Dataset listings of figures
+++
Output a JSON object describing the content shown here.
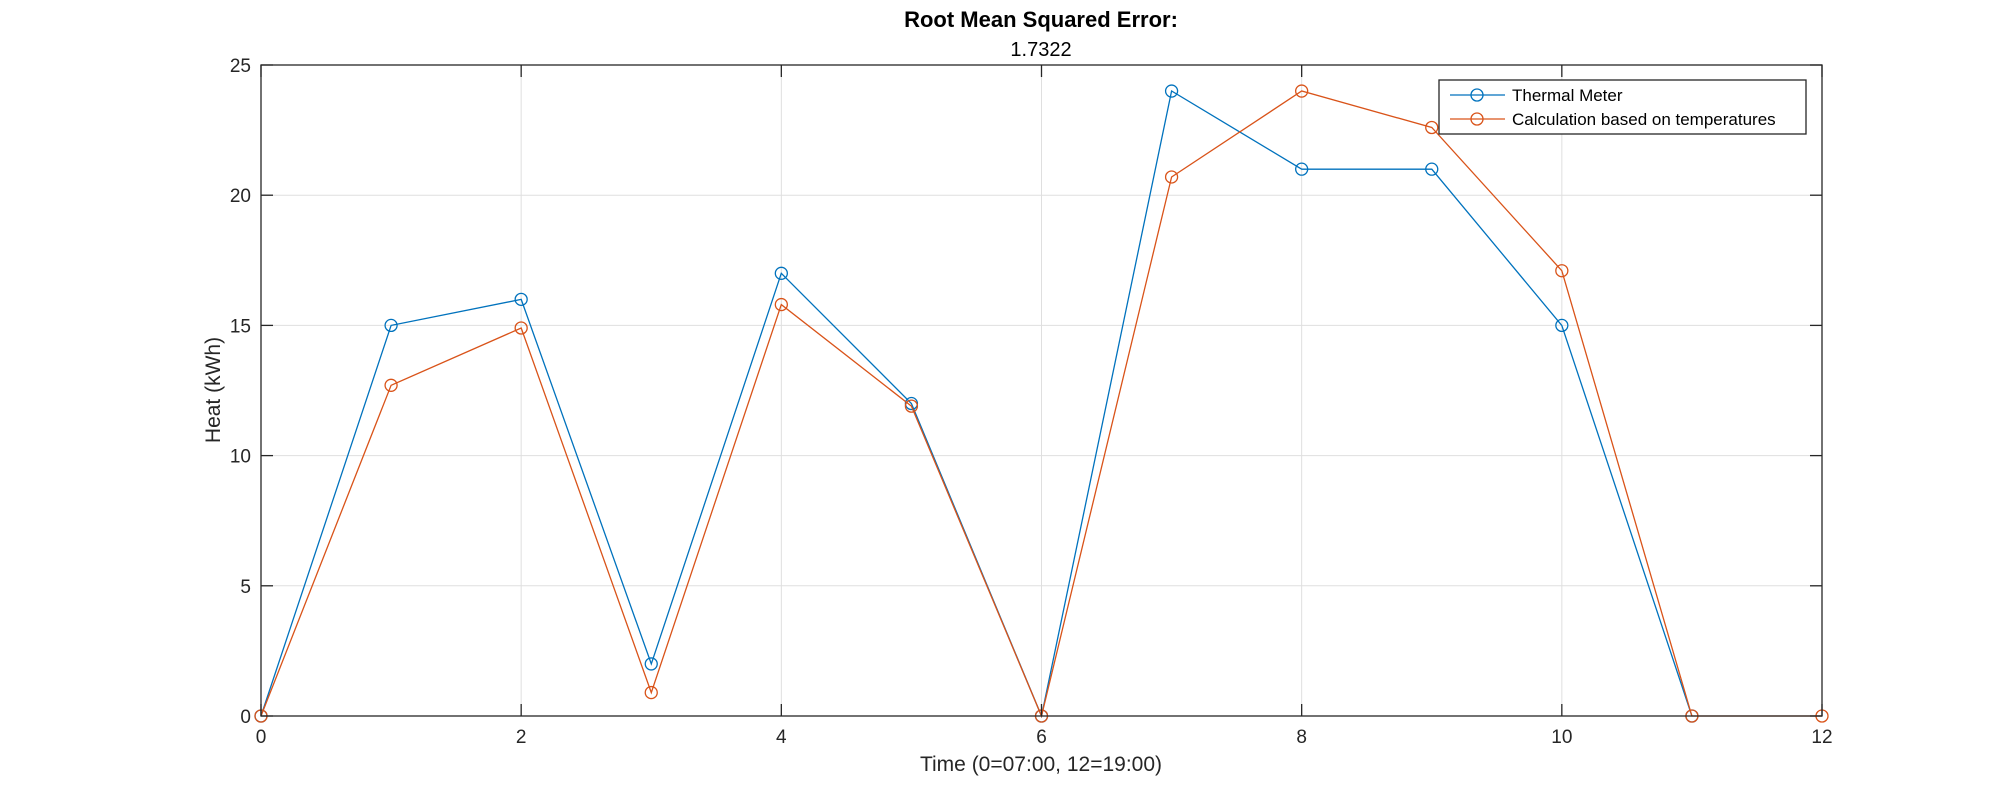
{
  "chart_data": {
    "type": "line",
    "title": "Root Mean Squared Error:",
    "subtitle": "1.7322",
    "xlabel": "Time (0=07:00, 12=19:00)",
    "ylabel": "Heat (kWh)",
    "xlim": [
      0,
      12
    ],
    "ylim": [
      0,
      25
    ],
    "xticks": [
      0,
      2,
      4,
      6,
      8,
      10,
      12
    ],
    "yticks": [
      0,
      5,
      10,
      15,
      20,
      25
    ],
    "grid": true,
    "legend_position": "top-right",
    "x": [
      0,
      1,
      2,
      3,
      4,
      5,
      6,
      7,
      8,
      9,
      10,
      11,
      12
    ],
    "series": [
      {
        "name": "Thermal Meter",
        "color": "#0072BD",
        "marker": "circle",
        "x": [
          0,
          1,
          2,
          3,
          4,
          5,
          6,
          7,
          8,
          9,
          10,
          11
        ],
        "values": [
          0,
          15,
          16,
          2,
          17,
          12,
          0,
          24,
          21,
          21,
          15,
          0
        ]
      },
      {
        "name": "Calculation based on temperatures",
        "color": "#D95319",
        "marker": "circle",
        "x": [
          0,
          1,
          2,
          3,
          4,
          5,
          6,
          7,
          8,
          9,
          10,
          11,
          12
        ],
        "values": [
          0,
          12.7,
          14.9,
          0.9,
          15.8,
          11.9,
          0,
          20.7,
          24,
          22.6,
          17.1,
          0,
          0
        ]
      }
    ]
  }
}
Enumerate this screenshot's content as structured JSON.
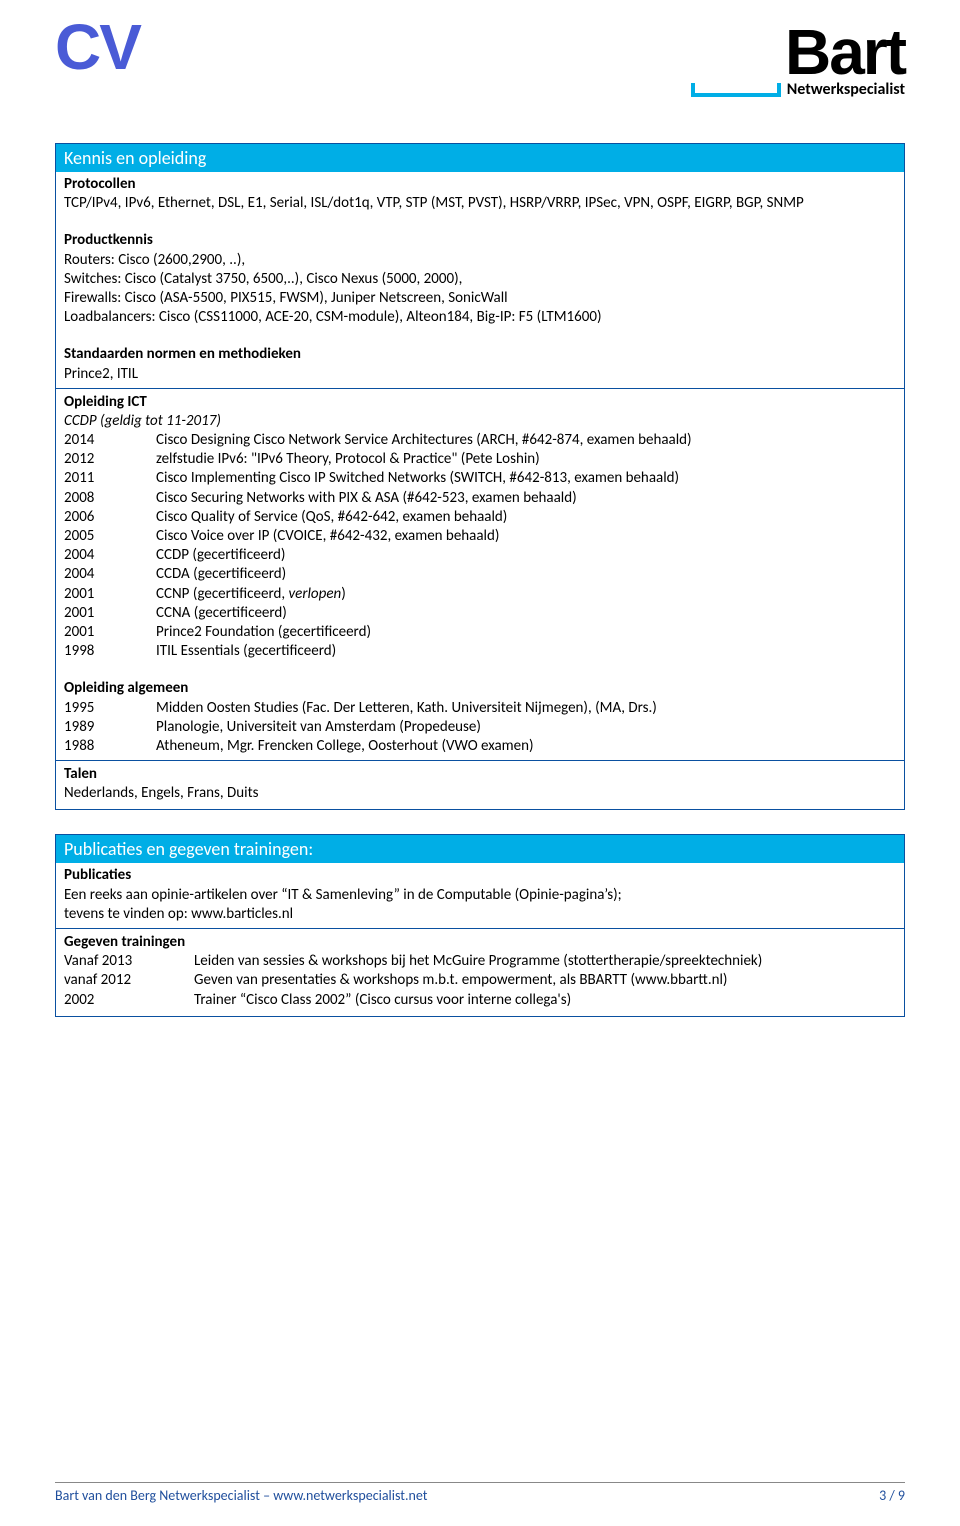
{
  "logo": {
    "cv": "CV",
    "name": "Bart",
    "subtitle": "Netwerkspecialist"
  },
  "section1": {
    "title": "Kennis en opleiding",
    "protocollen": {
      "heading": "Protocollen",
      "text": "TCP/IPv4, IPv6, Ethernet, DSL, E1, Serial, ISL/dot1q, VTP, STP (MST, PVST), HSRP/VRRP, IPSec, VPN, OSPF, EIGRP, BGP, SNMP"
    },
    "productkennis": {
      "heading": "Productkennis",
      "line1": "Routers: Cisco (2600,2900, ..),",
      "line2": "Switches: Cisco (Catalyst 3750, 6500,..), Cisco Nexus (5000, 2000),",
      "line3": "Firewalls: Cisco (ASA-5500, PIX515, FWSM), Juniper Netscreen, SonicWall",
      "line4": "Loadbalancers: Cisco  (CSS11000, ACE-20, CSM-module), Alteon184, Big-IP: F5 (LTM1600)"
    },
    "standaarden": {
      "heading": "Standaarden normen en methodieken",
      "text": "Prince2, ITIL"
    },
    "opleiding_ict": {
      "heading": "Opleiding ICT",
      "sub": "CCDP (geldig tot 11-2017)",
      "rows": [
        {
          "year": "2014",
          "text": "Cisco Designing Cisco Network Service Architectures (ARCH, #642-874, examen behaald)"
        },
        {
          "year": "2012",
          "text": "zelfstudie IPv6: \"IPv6 Theory, Protocol & Practice\" (Pete Loshin)"
        },
        {
          "year": "2011",
          "text": "Cisco Implementing Cisco IP Switched Networks (SWITCH, #642-813, examen behaald)"
        },
        {
          "year": "2008",
          "text": "Cisco Securing Networks with PIX & ASA (#642-523, examen behaald)"
        },
        {
          "year": "2006",
          "text": "Cisco Quality of Service (QoS, #642-642, examen behaald)"
        },
        {
          "year": "2005",
          "text": "Cisco Voice over IP (CVOICE, #642-432, examen behaald)"
        },
        {
          "year": "2004",
          "text": "CCDP (gecertificeerd)"
        },
        {
          "year": "2004",
          "text": "CCDA (gecertificeerd)"
        },
        {
          "year": "2001",
          "text_pre": "CCNP (gecertificeerd, ",
          "text_italic": "verlopen",
          "text_post": ")"
        },
        {
          "year": "2001",
          "text": "CCNA (gecertificeerd)"
        },
        {
          "year": "2001",
          "text": "Prince2 Foundation (gecertificeerd)"
        },
        {
          "year": "1998",
          "text": "ITIL Essentials (gecertificeerd)"
        }
      ]
    },
    "opleiding_algemeen": {
      "heading": "Opleiding algemeen",
      "rows": [
        {
          "year": "1995",
          "text": "Midden Oosten Studies (Fac. Der Letteren, Kath. Universiteit Nijmegen), (MA, Drs.)"
        },
        {
          "year": "1989",
          "text": "Planologie, Universiteit van Amsterdam (Propedeuse)"
        },
        {
          "year": "1988",
          "text": "Atheneum, Mgr. Frencken College, Oosterhout (VWO examen)"
        }
      ]
    },
    "talen": {
      "heading": "Talen",
      "text": "Nederlands, Engels, Frans, Duits"
    }
  },
  "section2": {
    "title": "Publicaties en gegeven trainingen:",
    "publicaties": {
      "heading": "Publicaties",
      "line1": "Een reeks aan opinie-artikelen over “IT & Samenleving” in de Computable (Opinie-pagina’s);",
      "line2": "tevens te vinden op: www.barticles.nl"
    },
    "trainingen": {
      "heading": "Gegeven trainingen",
      "rows": [
        {
          "year": "Vanaf 2013",
          "text": "Leiden van sessies & workshops bij het McGuire Programme (stottertherapie/spreektechniek)"
        },
        {
          "year": "vanaf 2012",
          "text": "Geven van presentaties & workshops m.b.t. empowerment, als BBARTT (www.bbartt.nl)"
        },
        {
          "year": "2002",
          "text": "Trainer “Cisco Class 2002” (Cisco cursus voor interne collega's)"
        }
      ]
    }
  },
  "footer": {
    "left": "Bart van den Berg Netwerkspecialist – www.netwerkspecialist.net",
    "right": "3 / 9"
  }
}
+++
Quote the entries in full. Any image among them is to be omitted from the copy.

## ANSWER TO THIS TASK
Output a JSON object describing the content shown here.
{
  "chart_data": {
    "type": "line",
    "title": "Root Mean Squared Error:",
    "subtitle": "1.7322",
    "xlabel": "Time (0=07:00, 12=19:00)",
    "ylabel": "Heat (kWh)",
    "xlim": [
      0,
      12
    ],
    "ylim": [
      0,
      25
    ],
    "xticks": [
      0,
      2,
      4,
      6,
      8,
      10,
      12
    ],
    "yticks": [
      0,
      5,
      10,
      15,
      20,
      25
    ],
    "grid": true,
    "legend_position": "top-right",
    "x": [
      0,
      1,
      2,
      3,
      4,
      5,
      6,
      7,
      8,
      9,
      10,
      11,
      12
    ],
    "series": [
      {
        "name": "Thermal Meter",
        "color": "#0072BD",
        "marker": "circle",
        "x": [
          0,
          1,
          2,
          3,
          4,
          5,
          6,
          7,
          8,
          9,
          10,
          11
        ],
        "values": [
          0,
          15,
          16,
          2,
          17,
          12,
          0,
          24,
          21,
          21,
          15,
          0
        ]
      },
      {
        "name": "Calculation based on temperatures",
        "color": "#D95319",
        "marker": "circle",
        "x": [
          0,
          1,
          2,
          3,
          4,
          5,
          6,
          7,
          8,
          9,
          10,
          11,
          12
        ],
        "values": [
          0,
          12.7,
          14.9,
          0.9,
          15.8,
          11.9,
          0,
          20.7,
          24,
          22.6,
          17.1,
          0,
          0
        ]
      }
    ]
  }
}
Enumerate this screenshot's content as structured JSON.
{
  "logo": {
    "cv": "CV",
    "name": "Bart",
    "subtitle": "Netwerkspecialist"
  },
  "section1": {
    "title": "Kennis en opleiding",
    "protocollen": {
      "heading": "Protocollen",
      "text": "TCP/IPv4, IPv6, Ethernet, DSL, E1, Serial, ISL/dot1q, VTP, STP (MST, PVST), HSRP/VRRP, IPSec, VPN, OSPF, EIGRP, BGP, SNMP"
    },
    "productkennis": {
      "heading": "Productkennis",
      "line1": "Routers: Cisco (2600,2900, ..),",
      "line2": "Switches: Cisco (Catalyst 3750, 6500,..), Cisco Nexus (5000, 2000),",
      "line3": "Firewalls: Cisco (ASA-5500, PIX515, FWSM), Juniper Netscreen, SonicWall",
      "line4": "Loadbalancers: Cisco  (CSS11000, ACE-20, CSM-module), Alteon184, Big-IP: F5 (LTM1600)"
    },
    "standaarden": {
      "heading": "Standaarden normen en methodieken",
      "text": "Prince2, ITIL"
    },
    "opleiding_ict": {
      "heading": "Opleiding ICT",
      "sub": "CCDP (geldig tot 11-2017)",
      "rows": [
        {
          "year": "2014",
          "text": "Cisco Designing Cisco Network Service Architectures (ARCH, #642-874, examen behaald)"
        },
        {
          "year": "2012",
          "text": "zelfstudie IPv6: \"IPv6 Theory, Protocol & Practice\" (Pete Loshin)"
        },
        {
          "year": "2011",
          "text": "Cisco Implementing Cisco IP Switched Networks (SWITCH, #642-813, examen behaald)"
        },
        {
          "year": "2008",
          "text": "Cisco Securing Networks with PIX & ASA (#642-523, examen behaald)"
        },
        {
          "year": "2006",
          "text": "Cisco Quality of Service (QoS, #642-642, examen behaald)"
        },
        {
          "year": "2005",
          "text": "Cisco Voice over IP (CVOICE, #642-432, examen behaald)"
        },
        {
          "year": "2004",
          "text": "CCDP (gecertificeerd)"
        },
        {
          "year": "2004",
          "text": "CCDA (gecertificeerd)"
        },
        {
          "year": "2001",
          "text_pre": "CCNP (gecertificeerd, ",
          "text_italic": "verlopen",
          "text_post": ")"
        },
        {
          "year": "2001",
          "text": "CCNA (gecertificeerd)"
        },
        {
          "year": "2001",
          "text": "Prince2 Foundation (gecertificeerd)"
        },
        {
          "year": "1998",
          "text": "ITIL Essentials (gecertificeerd)"
        }
      ]
    },
    "opleiding_algemeen": {
      "heading": "Opleiding algemeen",
      "rows": [
        {
          "year": "1995",
          "text": "Midden Oosten Studies (Fac. Der Letteren, Kath. Universiteit Nijmegen), (MA, Drs.)"
        },
        {
          "year": "1989",
          "text": "Planologie, Universiteit van Amsterdam (Propedeuse)"
        },
        {
          "year": "1988",
          "text": "Atheneum, Mgr. Frencken College, Oosterhout (VWO examen)"
        }
      ]
    },
    "talen": {
      "heading": "Talen",
      "text": "Nederlands, Engels, Frans, Duits"
    }
  },
  "section2": {
    "title": "Publicaties en gegeven trainingen:",
    "publicaties": {
      "heading": "Publicaties",
      "line1": "Een reeks aan opinie-artikelen over “IT & Samenleving” in de Computable (Opinie-pagina’s);",
      "line2": "tevens te vinden op: www.barticles.nl"
    },
    "trainingen": {
      "heading": "Gegeven trainingen",
      "rows": [
        {
          "year": "Vanaf 2013",
          "text": "Leiden van sessies & workshops bij het McGuire Programme (stottertherapie/spreektechniek)"
        },
        {
          "year": "vanaf 2012",
          "text": "Geven van presentaties & workshops m.b.t. empowerment, als BBARTT (www.bbartt.nl)"
        },
        {
          "year": "2002",
          "text": "Trainer “Cisco Class 2002” (Cisco cursus voor interne collega's)"
        }
      ]
    }
  },
  "footer": {
    "left": "Bart van den Berg Netwerkspecialist – www.netwerkspecialist.net",
    "right": "3 / 9"
  }
}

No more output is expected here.